*Task directions*
Omit all images, then return the remaining material exactly as it stands.

Collected data
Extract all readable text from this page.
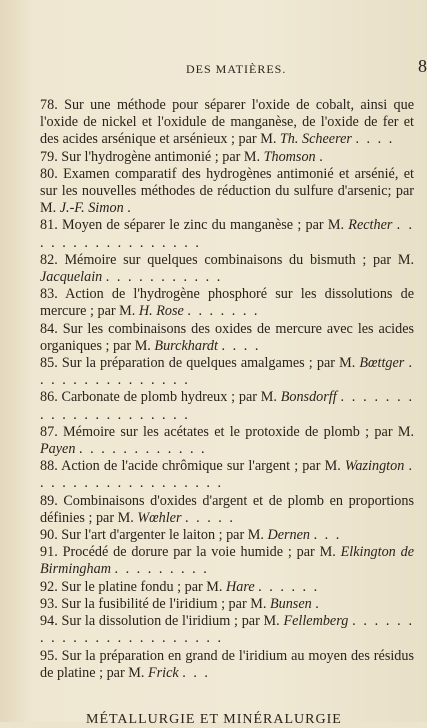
DES MATIÈRES.	8
78. Sur une méthode pour séparer l'oxide de cobalt, ainsi que l'oxide de nickel et l'oxidule de manganèse, de l'oxide de fer et des acides arsénique et arsénieux ; par M. Th. Scheerer . . . .
79. Sur l'hydrogène antimonié ; par M. Thomson .
80. Examen comparatif des hydrogènes antimonié et arsénié, et sur les nouvelles méthodes de réduction du sulfure d'arsenic; par M. J.-F. Simon .
81. Moyen de séparer le zinc du manganèse ; par M. Recther . . . . . . . . . . . . . . . . .
82. Mémoire sur quelques combinaisons du bismuth ; par M. Jacquelain . . . . . . . . . . .
83. Action de l'hydrogène phosphoré sur les dissolutions de mercure ; par M. H. Rose . . . . . . .
84. Sur les combinaisons des oxides de mercure avec les acides organiques ; par M. Burckhardt . . . .
85. Sur la préparation de quelques amalgames ; par M. Bœttger . . . . . . . . . . . . . . .
86. Carbonate de plomb hydreux ; par M. Bonsdorff . . . . . . . . . . . . . . . . . . . . .
87. Mémoire sur les acétates et le protoxide de plomb ; par M. Payen . . . . . . . . . . . .
88. Action de l'acide chrômique sur l'argent ; par M. Wazington . . . . . . . . . . . . . . . . . .
89. Combinaisons d'oxides d'argent et de plomb en proportions définies ; par M. Wœhler . . . . .
90. Sur l'art d'argenter le laiton ; par M. Dernen . . .
91. Procédé de dorure par la voie humide ; par M. Elkington de Birmingham . . . . . . . . .
92. Sur le platine fondu ; par M. Hare . . . . . .
93. Sur la fusibilité de l'iridium ; par M. Bunsen .
94. Sur la dissolution de l'iridium ; par M. Fellemberg . . . . . . . . . . . . . . . . . . . . . . .
95. Sur la préparation en grand de l'iridium au moyen des résidus de platine ; par M. Frick . . .
MÉTALLURGIE ET MINÉRALURGIE
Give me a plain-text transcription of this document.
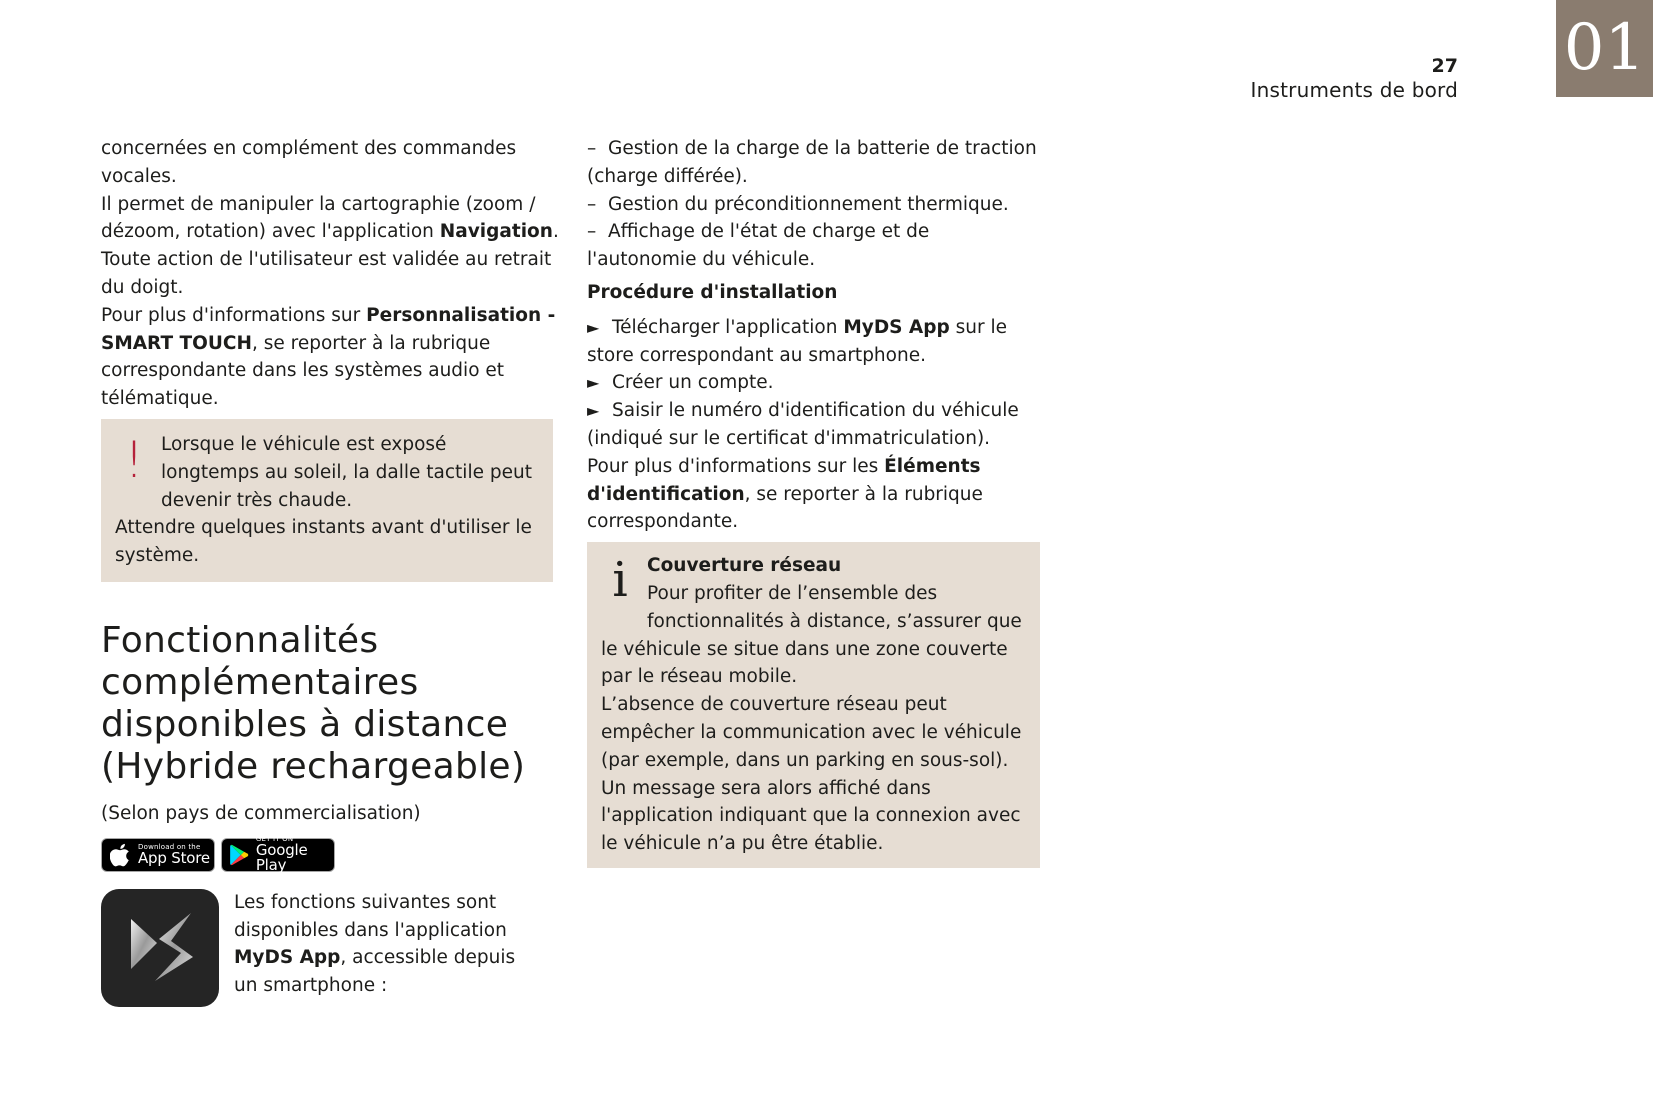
27
Instruments de bord
01

concernées en complément des commandes vocales.

Il permet de manipuler la cartographie (zoom / dézoom, rotation) avec l'application Navigation.

Toute action de l'utilisateur est validée au retrait du doigt.

Pour plus d'informations sur Personnalisation - SMART TOUCH, se reporter à la rubrique correspondante dans les systèmes audio et télématique.

! Lorsque le véhicule est exposé longtemps au soleil, la dalle tactile peut devenir très chaude.

Attendre quelques instants avant d'utiliser le système.

Fonctionnalités complémentaires disponibles à distance (Hybride rechargeable)

(Selon pays de commercialisation)

Download on the
App Store
GET IT ON
Google Play
Les fonctions suivantes sont disponibles dans l'application MyDS App, accessible depuis un smartphone :

– Gestion de la charge de la batterie de traction (charge différée).

– Gestion du préconditionnement thermique.

– Affichage de l'état de charge et de l'autonomie du véhicule.

Procédure d'installation

► Télécharger l'application MyDS App sur le store correspondant au smartphone.

► Créer un compte.

► Saisir le numéro d'identification du véhicule (indiqué sur le certificat d'immatriculation).

Pour plus d'informations sur les Éléments d'identification, se reporter à la rubrique correspondante.

i	Couverture réseau

Pour profiter de l’ensemble des fonctionnalités à distance, s’assurer que le véhicule se situe dans une zone couverte par le réseau mobile.

L’absence de couverture réseau peut empêcher la communication avec le véhicule (par exemple, dans un parking en sous-sol). Un message sera alors affiché dans l'application indiquant que la connexion avec le véhicule n’a pu être établie.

*Exercise output*
Extract all readable text from this page.
DES MATIÈRES.	8
78. Sur une méthode pour séparer l'oxide de cobalt, ainsi que l'oxide de nickel et l'oxidule de manganèse, de l'oxide de fer et des acides arsénique et arsénieux ; par M. Th. Scheerer . . . .
79. Sur l'hydrogène antimonié ; par M. Thomson .
80. Examen comparatif des hydrogènes antimonié et arsénié, et sur les nouvelles méthodes de réduction du sulfure d'arsenic; par M. J.-F. Simon .
81. Moyen de séparer le zinc du manganèse ; par M. Recther . . . . . . . . . . . . . . . . .
82. Mémoire sur quelques combinaisons du bismuth ; par M. Jacquelain . . . . . . . . . . .
83. Action de l'hydrogène phosphoré sur les dissolutions de mercure ; par M. H. Rose . . . . . . .
84. Sur les combinaisons des oxides de mercure avec les acides organiques ; par M. Burckhardt . . . .
85. Sur la préparation de quelques amalgames ; par M. Bœttger . . . . . . . . . . . . . . .
86. Carbonate de plomb hydreux ; par M. Bonsdorff . . . . . . . . . . . . . . . . . . . . .
87. Mémoire sur les acétates et le protoxide de plomb ; par M. Payen . . . . . . . . . . . .
88. Action de l'acide chrômique sur l'argent ; par M. Wazington . . . . . . . . . . . . . . . . . .
89. Combinaisons d'oxides d'argent et de plomb en proportions définies ; par M. Wœhler . . . . .
90. Sur l'art d'argenter le laiton ; par M. Dernen . . .
91. Procédé de dorure par la voie humide ; par M. Elkington de Birmingham . . . . . . . . .
92. Sur le platine fondu ; par M. Hare . . . . . .
93. Sur la fusibilité de l'iridium ; par M. Bunsen .
94. Sur la dissolution de l'iridium ; par M. Fellemberg . . . . . . . . . . . . . . . . . . . . . . .
95. Sur la préparation en grand de l'iridium au moyen des résidus de platine ; par M. Frick . . .
MÉTALLURGIE ET MINÉRALURGIE
Give me a plain-text transcription of this document.
27
Instruments de bord
01

concernées en complément des commandes vocales.

Il permet de manipuler la cartographie (zoom / dézoom, rotation) avec l'application Navigation.

Toute action de l'utilisateur est validée au retrait du doigt.

Pour plus d'informations sur Personnalisation - SMART TOUCH, se reporter à la rubrique correspondante dans les systèmes audio et télématique.

! Lorsque le véhicule est exposé longtemps au soleil, la dalle tactile peut devenir très chaude.

Attendre quelques instants avant d'utiliser le système.

Fonctionnalités complémentaires disponibles à distance (Hybride rechargeable)

(Selon pays de commercialisation)

Download on the
App Store
GET IT ON
Google Play
Les fonctions suivantes sont disponibles dans l'application MyDS App, accessible depuis un smartphone :

– Gestion de la charge de la batterie de traction (charge différée).

– Gestion du préconditionnement thermique.

– Affichage de l'état de charge et de l'autonomie du véhicule.

Procédure d'installation

► Télécharger l'application MyDS App sur le store correspondant au smartphone.

► Créer un compte.

► Saisir le numéro d'identification du véhicule (indiqué sur le certificat d'immatriculation).

Pour plus d'informations sur les Éléments d'identification, se reporter à la rubrique correspondante.

i	Couverture réseau

Pour profiter de l’ensemble des fonctionnalités à distance, s’assurer que le véhicule se situe dans une zone couverte par le réseau mobile.

L’absence de couverture réseau peut empêcher la communication avec le véhicule (par exemple, dans un parking en sous-sol). Un message sera alors affiché dans l'application indiquant que la connexion avec le véhicule n’a pu être établie.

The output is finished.